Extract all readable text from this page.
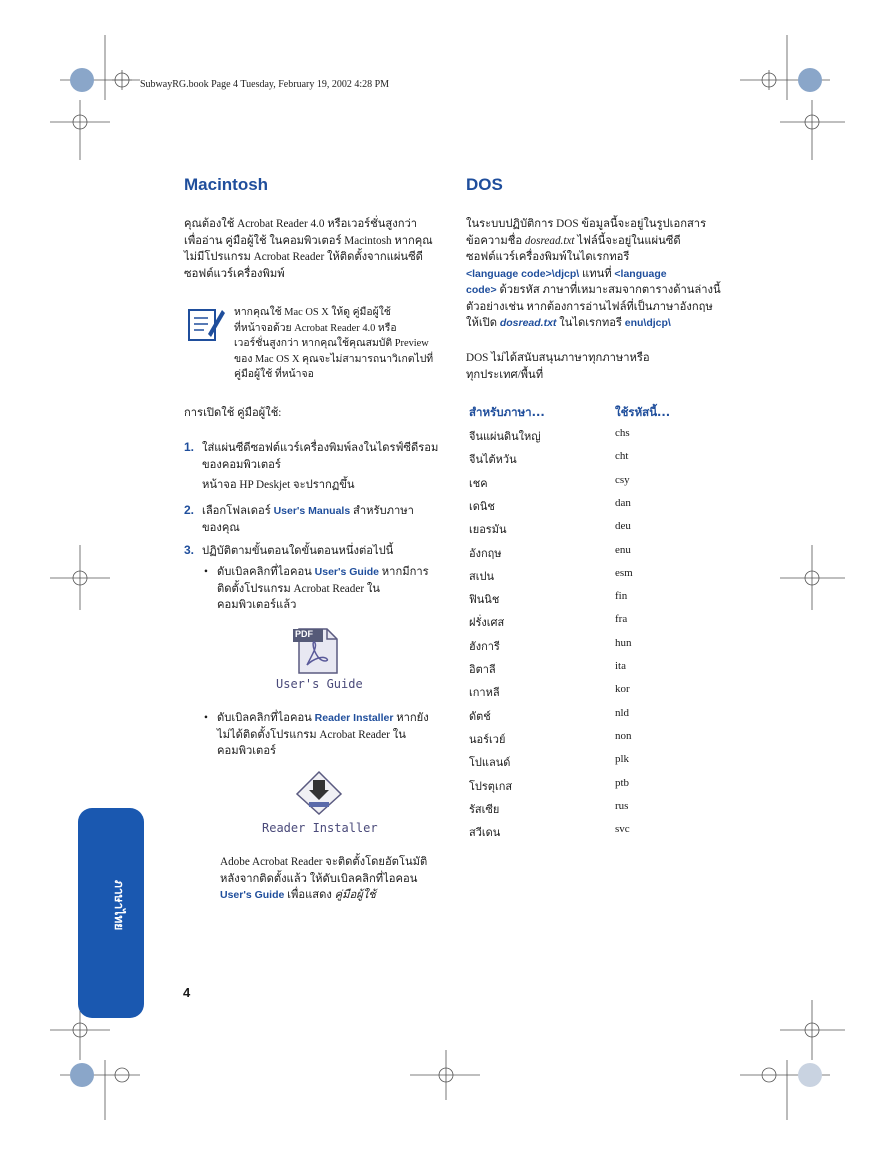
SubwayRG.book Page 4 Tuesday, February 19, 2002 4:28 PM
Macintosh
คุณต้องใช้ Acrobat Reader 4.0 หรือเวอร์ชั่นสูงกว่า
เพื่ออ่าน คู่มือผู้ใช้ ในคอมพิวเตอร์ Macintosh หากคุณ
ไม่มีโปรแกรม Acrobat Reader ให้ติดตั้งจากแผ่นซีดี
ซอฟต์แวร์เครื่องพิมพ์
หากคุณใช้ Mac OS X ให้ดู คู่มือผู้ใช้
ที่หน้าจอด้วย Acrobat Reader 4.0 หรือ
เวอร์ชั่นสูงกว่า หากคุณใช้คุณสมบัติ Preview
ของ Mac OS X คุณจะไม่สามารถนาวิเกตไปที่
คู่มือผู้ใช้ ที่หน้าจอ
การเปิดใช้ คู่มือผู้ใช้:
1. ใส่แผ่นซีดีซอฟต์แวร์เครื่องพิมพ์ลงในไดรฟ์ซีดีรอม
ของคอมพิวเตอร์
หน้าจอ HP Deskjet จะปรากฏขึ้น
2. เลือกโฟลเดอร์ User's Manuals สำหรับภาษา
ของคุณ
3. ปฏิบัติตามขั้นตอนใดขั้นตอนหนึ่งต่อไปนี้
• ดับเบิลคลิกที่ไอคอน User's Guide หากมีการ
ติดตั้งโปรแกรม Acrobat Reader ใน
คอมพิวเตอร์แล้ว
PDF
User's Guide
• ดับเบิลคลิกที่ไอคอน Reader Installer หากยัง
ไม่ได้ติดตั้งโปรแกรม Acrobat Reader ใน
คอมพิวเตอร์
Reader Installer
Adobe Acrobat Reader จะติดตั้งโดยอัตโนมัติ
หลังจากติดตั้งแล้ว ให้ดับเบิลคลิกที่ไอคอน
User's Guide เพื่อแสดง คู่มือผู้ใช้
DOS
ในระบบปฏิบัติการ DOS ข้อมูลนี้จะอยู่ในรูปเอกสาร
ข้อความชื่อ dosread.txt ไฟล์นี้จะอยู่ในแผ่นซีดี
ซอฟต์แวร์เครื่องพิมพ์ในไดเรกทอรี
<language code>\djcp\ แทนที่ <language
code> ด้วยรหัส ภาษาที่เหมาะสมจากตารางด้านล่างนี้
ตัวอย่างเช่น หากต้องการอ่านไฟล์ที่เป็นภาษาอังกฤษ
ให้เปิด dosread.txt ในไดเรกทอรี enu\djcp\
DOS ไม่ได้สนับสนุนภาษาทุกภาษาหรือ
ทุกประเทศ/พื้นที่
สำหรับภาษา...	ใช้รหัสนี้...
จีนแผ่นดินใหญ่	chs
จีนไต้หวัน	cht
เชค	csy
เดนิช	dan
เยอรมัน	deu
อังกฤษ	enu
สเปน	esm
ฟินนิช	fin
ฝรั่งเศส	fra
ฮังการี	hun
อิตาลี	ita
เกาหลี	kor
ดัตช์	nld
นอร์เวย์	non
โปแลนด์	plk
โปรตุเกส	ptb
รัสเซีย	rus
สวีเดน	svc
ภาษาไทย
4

_ _ _

◆ PROBLEM DESCRIPTION
Please repeat the entries exactly. Do not include the pictures.

◆ SOLUTION FOR THIS TASK
Extract all readable text from this page.
SubwayRG.book Page 4 Tuesday, February 19, 2002 4:28 PM
Macintosh
คุณต้องใช้ Acrobat Reader 4.0 หรือเวอร์ชั่นสูงกว่า
เพื่ออ่าน คู่มือผู้ใช้ ในคอมพิวเตอร์ Macintosh หากคุณ
ไม่มีโปรแกรม Acrobat Reader ให้ติดตั้งจากแผ่นซีดี
ซอฟต์แวร์เครื่องพิมพ์
หากคุณใช้ Mac OS X ให้ดู คู่มือผู้ใช้
ที่หน้าจอด้วย Acrobat Reader 4.0 หรือ
เวอร์ชั่นสูงกว่า หากคุณใช้คุณสมบัติ Preview
ของ Mac OS X คุณจะไม่สามารถนาวิเกตไปที่
คู่มือผู้ใช้ ที่หน้าจอ
การเปิดใช้ คู่มือผู้ใช้:
1. ใส่แผ่นซีดีซอฟต์แวร์เครื่องพิมพ์ลงในไดรฟ์ซีดีรอม
ของคอมพิวเตอร์
หน้าจอ HP Deskjet จะปรากฏขึ้น
2. เลือกโฟลเดอร์ User's Manuals สำหรับภาษา
ของคุณ
3. ปฏิบัติตามขั้นตอนใดขั้นตอนหนึ่งต่อไปนี้
• ดับเบิลคลิกที่ไอคอน User's Guide หากมีการ
ติดตั้งโปรแกรม Acrobat Reader ใน
คอมพิวเตอร์แล้ว
PDF
User's Guide
• ดับเบิลคลิกที่ไอคอน Reader Installer หากยัง
ไม่ได้ติดตั้งโปรแกรม Acrobat Reader ใน
คอมพิวเตอร์
Reader Installer
Adobe Acrobat Reader จะติดตั้งโดยอัตโนมัติ
หลังจากติดตั้งแล้ว ให้ดับเบิลคลิกที่ไอคอน
User's Guide เพื่อแสดง คู่มือผู้ใช้
DOS
ในระบบปฏิบัติการ DOS ข้อมูลนี้จะอยู่ในรูปเอกสาร
ข้อความชื่อ dosread.txt ไฟล์นี้จะอยู่ในแผ่นซีดี
ซอฟต์แวร์เครื่องพิมพ์ในไดเรกทอรี
<language code>\djcp\ แทนที่ <language
code> ด้วยรหัส ภาษาที่เหมาะสมจากตารางด้านล่างนี้
ตัวอย่างเช่น หากต้องการอ่านไฟล์ที่เป็นภาษาอังกฤษ
ให้เปิด dosread.txt ในไดเรกทอรี enu\djcp\
DOS ไม่ได้สนับสนุนภาษาทุกภาษาหรือ
ทุกประเทศ/พื้นที่
สำหรับภาษา...	ใช้รหัสนี้...
จีนแผ่นดินใหญ่	chs
จีนไต้หวัน	cht
เชค	csy
เดนิช	dan
เยอรมัน	deu
อังกฤษ	enu
สเปน	esm
ฟินนิช	fin
ฝรั่งเศส	fra
ฮังการี	hun
อิตาลี	ita
เกาหลี	kor
ดัตช์	nld
นอร์เวย์	non
โปแลนด์	plk
โปรตุเกส	ptb
รัสเซีย	rus
สวีเดน	svc
ภาษาไทย
4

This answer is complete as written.